* [WHAT NEEDS TO BE DONE]
Write out the material exactly, leaving every picture behind.
=== DATA FOR PROCESSING ===
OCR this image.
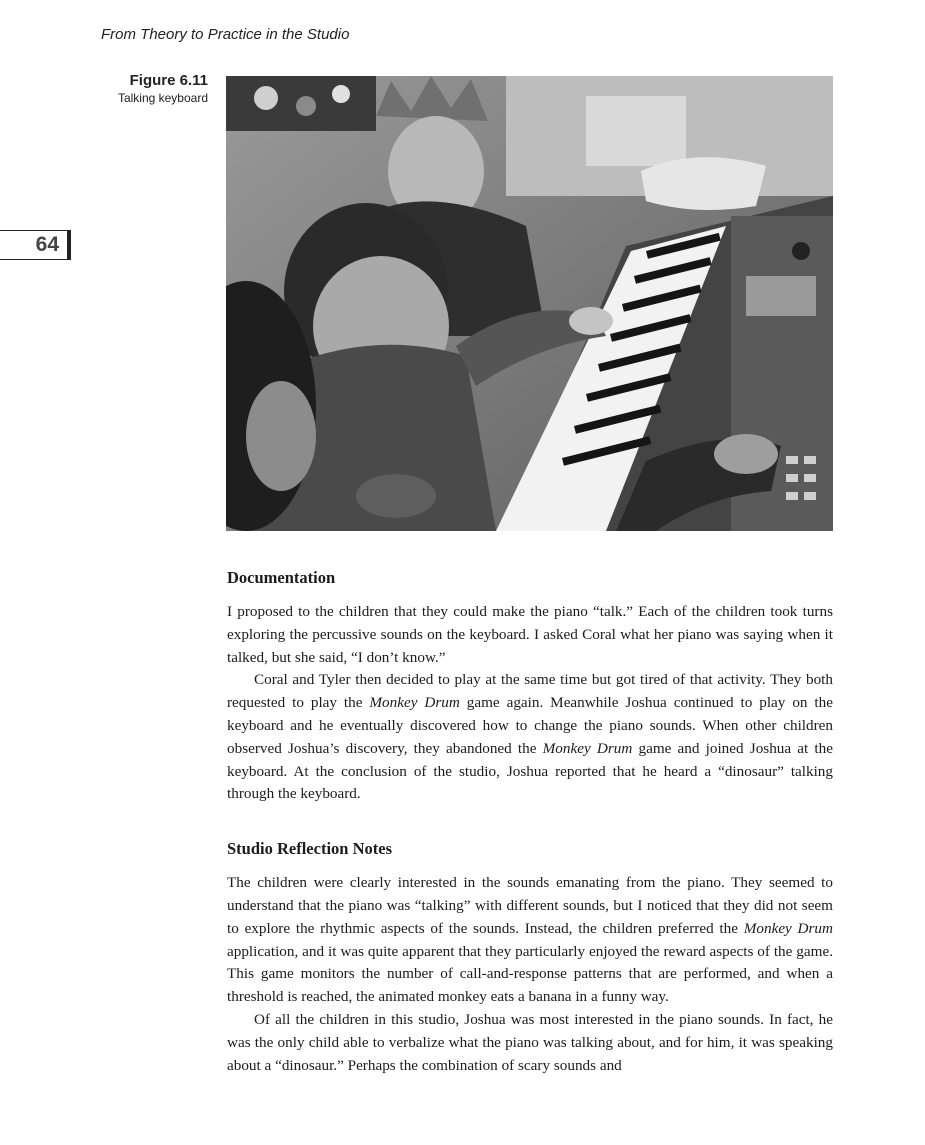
From Theory to Practice in the Studio
Figure 6.11
Talking keyboard
64
Documentation

I proposed to the children that they could make the piano “talk.” Each of the children took turns exploring the percussive sounds on the keyboard. I asked Coral what her piano was saying when it talked, but she said, “I don’t know.”

Coral and Tyler then decided to play at the same time but got tired of that activity. They both requested to play the Monkey Drum game again. Meanwhile Joshua continued to play on the keyboard and he eventually discovered how to change the piano sounds. When other children observed Joshua’s discovery, they abandoned the Monkey Drum game and joined Joshua at the keyboard. At the conclusion of the studio, Joshua reported that he heard a “dinosaur” talking through the keyboard.

Studio Reflection Notes

The children were clearly interested in the sounds emanating from the piano. They seemed to understand that the piano was “talking” with different sounds, but I noticed that they did not seem to explore the rhythmic aspects of the sounds. Instead, the children preferred the Monkey Drum application, and it was quite apparent that they particularly enjoyed the reward aspects of the game. This game monitors the number of call-and-response patterns that are performed, and when a threshold is reached, the animated monkey eats a banana in a funny way.

Of all the children in this studio, Joshua was most interested in the piano sounds. In fact, he was the only child able to verbalize what the piano was talking about, and for him, it was speaking about a “dinosaur.” Perhaps the combination of scary sounds and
===
* [TASK SOLUTION]
OCR this image.
From Theory to Practice in the Studio
Figure 6.11
Talking keyboard
64
Documentation

I proposed to the children that they could make the piano “talk.” Each of the children took turns exploring the percussive sounds on the keyboard. I asked Coral what her piano was saying when it talked, but she said, “I don’t know.”

Coral and Tyler then decided to play at the same time but got tired of that activity. They both requested to play the Monkey Drum game again. Meanwhile Joshua continued to play on the keyboard and he eventually discovered how to change the piano sounds. When other children observed Joshua’s discovery, they abandoned the Monkey Drum game and joined Joshua at the keyboard. At the conclusion of the studio, Joshua reported that he heard a “dinosaur” talking through the keyboard.

Studio Reflection Notes

The children were clearly interested in the sounds emanating from the piano. They seemed to understand that the piano was “talking” with different sounds, but I noticed that they did not seem to explore the rhythmic aspects of the sounds. Instead, the children preferred the Monkey Drum application, and it was quite apparent that they particularly enjoyed the reward aspects of the game. This game monitors the number of call-and-response patterns that are performed, and when a threshold is reached, the animated monkey eats a banana in a funny way.

Of all the children in this studio, Joshua was most interested in the piano sounds. In fact, he was the only child able to verbalize what the piano was talking about, and for him, it was speaking about a “dinosaur.” Perhaps the combination of scary sounds and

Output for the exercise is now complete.